## YOUR TASK
Look for "ylabel" in the listing below. Gather each line that contains it.

Items from a dataset
- - -
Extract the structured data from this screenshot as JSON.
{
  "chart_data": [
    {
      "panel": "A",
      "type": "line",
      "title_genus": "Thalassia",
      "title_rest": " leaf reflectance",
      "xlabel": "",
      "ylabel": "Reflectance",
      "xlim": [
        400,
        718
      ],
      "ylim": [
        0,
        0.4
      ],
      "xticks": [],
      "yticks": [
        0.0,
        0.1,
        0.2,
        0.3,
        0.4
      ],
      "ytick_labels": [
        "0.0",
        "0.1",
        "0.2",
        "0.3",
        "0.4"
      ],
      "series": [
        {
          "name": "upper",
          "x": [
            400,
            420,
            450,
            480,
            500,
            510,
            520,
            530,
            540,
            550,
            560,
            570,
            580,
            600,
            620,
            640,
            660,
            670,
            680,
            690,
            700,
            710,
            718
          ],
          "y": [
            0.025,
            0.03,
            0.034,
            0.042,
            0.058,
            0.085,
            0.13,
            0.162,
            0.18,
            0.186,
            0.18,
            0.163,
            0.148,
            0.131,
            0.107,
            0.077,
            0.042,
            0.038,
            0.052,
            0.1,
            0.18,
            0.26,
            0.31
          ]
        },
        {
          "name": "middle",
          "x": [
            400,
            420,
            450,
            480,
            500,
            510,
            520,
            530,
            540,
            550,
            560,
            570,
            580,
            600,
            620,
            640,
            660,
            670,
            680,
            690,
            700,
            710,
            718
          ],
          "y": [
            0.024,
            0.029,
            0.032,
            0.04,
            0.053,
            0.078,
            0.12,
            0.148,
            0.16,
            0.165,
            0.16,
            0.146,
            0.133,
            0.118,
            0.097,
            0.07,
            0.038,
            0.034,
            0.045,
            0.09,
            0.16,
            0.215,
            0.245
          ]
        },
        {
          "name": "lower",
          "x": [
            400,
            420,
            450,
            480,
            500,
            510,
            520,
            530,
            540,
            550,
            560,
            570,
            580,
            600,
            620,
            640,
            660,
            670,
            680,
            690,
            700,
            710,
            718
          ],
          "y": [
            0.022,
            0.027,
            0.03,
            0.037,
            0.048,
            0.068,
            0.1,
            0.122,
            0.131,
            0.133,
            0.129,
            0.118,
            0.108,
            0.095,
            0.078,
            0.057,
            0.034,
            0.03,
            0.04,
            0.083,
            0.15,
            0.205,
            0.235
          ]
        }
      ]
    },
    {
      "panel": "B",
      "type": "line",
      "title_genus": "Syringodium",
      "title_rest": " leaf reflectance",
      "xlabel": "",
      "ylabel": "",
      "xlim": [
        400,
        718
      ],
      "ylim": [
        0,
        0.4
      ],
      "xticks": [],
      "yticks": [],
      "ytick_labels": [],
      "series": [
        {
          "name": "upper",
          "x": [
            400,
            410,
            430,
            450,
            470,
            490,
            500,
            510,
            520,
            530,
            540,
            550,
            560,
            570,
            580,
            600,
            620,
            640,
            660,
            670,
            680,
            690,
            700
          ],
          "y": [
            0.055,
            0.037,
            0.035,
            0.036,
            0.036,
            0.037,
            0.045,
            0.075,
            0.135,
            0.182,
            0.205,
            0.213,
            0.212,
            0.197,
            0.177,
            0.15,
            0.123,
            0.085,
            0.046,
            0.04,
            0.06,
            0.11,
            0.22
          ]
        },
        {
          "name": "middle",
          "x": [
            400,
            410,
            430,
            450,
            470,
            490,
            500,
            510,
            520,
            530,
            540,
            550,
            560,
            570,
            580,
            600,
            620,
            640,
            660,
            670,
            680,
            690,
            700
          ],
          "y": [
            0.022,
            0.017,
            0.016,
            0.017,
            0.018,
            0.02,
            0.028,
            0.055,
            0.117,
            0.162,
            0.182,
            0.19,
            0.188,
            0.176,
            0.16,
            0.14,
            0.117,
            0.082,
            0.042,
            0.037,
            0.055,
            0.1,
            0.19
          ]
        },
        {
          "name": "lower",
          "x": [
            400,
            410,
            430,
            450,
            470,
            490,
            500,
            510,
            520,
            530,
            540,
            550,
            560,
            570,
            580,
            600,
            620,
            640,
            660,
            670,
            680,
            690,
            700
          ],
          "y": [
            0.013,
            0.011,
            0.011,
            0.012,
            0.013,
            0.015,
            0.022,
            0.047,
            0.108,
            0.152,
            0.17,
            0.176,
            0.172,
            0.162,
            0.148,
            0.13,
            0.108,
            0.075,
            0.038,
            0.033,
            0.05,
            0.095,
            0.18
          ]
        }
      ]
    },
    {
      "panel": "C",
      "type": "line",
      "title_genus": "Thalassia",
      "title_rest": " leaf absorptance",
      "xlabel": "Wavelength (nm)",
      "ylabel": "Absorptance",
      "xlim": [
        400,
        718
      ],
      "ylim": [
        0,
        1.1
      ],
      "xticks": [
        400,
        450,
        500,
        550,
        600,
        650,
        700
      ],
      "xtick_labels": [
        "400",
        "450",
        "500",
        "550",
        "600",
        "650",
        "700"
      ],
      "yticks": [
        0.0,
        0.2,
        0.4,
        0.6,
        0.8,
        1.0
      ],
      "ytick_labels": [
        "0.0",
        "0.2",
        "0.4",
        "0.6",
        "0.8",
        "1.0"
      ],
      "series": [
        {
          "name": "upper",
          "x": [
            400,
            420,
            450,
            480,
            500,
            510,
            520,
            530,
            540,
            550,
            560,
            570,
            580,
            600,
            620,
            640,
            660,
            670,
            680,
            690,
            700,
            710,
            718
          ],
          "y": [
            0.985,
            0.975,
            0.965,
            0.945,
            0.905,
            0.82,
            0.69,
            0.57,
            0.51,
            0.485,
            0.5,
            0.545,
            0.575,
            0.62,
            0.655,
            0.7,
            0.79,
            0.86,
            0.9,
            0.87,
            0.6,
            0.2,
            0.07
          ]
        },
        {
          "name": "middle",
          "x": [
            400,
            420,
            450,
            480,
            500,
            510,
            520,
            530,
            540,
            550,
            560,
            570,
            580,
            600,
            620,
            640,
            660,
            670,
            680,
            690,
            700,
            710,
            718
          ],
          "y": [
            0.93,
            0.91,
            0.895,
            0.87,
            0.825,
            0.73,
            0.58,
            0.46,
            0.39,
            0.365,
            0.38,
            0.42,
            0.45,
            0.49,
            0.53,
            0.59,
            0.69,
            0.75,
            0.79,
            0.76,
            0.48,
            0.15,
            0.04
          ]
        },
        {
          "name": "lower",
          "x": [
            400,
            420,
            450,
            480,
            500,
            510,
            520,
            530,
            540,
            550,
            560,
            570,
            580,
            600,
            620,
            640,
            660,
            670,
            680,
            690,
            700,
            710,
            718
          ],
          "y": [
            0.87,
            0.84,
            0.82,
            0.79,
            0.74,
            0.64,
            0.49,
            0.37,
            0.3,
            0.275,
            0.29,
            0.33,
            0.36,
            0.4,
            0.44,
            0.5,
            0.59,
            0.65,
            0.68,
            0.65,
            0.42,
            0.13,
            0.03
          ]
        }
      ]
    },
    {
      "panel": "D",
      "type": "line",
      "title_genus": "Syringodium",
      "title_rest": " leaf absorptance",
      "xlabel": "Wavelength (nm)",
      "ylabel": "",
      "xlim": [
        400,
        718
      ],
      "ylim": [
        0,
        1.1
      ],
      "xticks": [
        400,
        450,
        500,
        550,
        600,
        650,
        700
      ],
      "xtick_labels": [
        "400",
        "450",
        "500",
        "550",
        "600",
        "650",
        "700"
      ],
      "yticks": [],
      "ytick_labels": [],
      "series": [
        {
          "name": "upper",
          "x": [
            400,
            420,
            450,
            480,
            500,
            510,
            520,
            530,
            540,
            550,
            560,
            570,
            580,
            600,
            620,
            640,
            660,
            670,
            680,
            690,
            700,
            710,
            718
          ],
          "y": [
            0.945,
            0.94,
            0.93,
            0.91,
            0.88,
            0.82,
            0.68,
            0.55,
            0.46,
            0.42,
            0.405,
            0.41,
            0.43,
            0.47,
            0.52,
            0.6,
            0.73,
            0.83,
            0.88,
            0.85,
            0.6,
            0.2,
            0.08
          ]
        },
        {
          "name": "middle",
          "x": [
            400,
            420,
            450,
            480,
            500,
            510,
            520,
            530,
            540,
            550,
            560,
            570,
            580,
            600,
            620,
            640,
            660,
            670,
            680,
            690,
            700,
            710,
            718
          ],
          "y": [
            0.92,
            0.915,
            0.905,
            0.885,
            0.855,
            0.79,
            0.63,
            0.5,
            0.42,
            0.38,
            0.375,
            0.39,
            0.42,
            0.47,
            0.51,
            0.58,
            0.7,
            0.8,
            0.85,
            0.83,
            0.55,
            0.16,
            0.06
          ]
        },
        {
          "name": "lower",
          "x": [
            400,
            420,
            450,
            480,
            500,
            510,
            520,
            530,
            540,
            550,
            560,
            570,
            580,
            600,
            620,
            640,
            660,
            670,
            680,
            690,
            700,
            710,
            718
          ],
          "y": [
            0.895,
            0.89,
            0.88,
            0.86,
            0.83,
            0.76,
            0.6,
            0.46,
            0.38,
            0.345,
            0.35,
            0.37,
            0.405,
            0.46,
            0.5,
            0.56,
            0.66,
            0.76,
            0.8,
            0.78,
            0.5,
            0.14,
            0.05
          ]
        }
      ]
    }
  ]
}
- - -
## CORRECT OUTPUT
      "ylabel": "Reflectance",
      "ylabel": "",
      "ylabel": "Absorptance",
      "ylabel": "",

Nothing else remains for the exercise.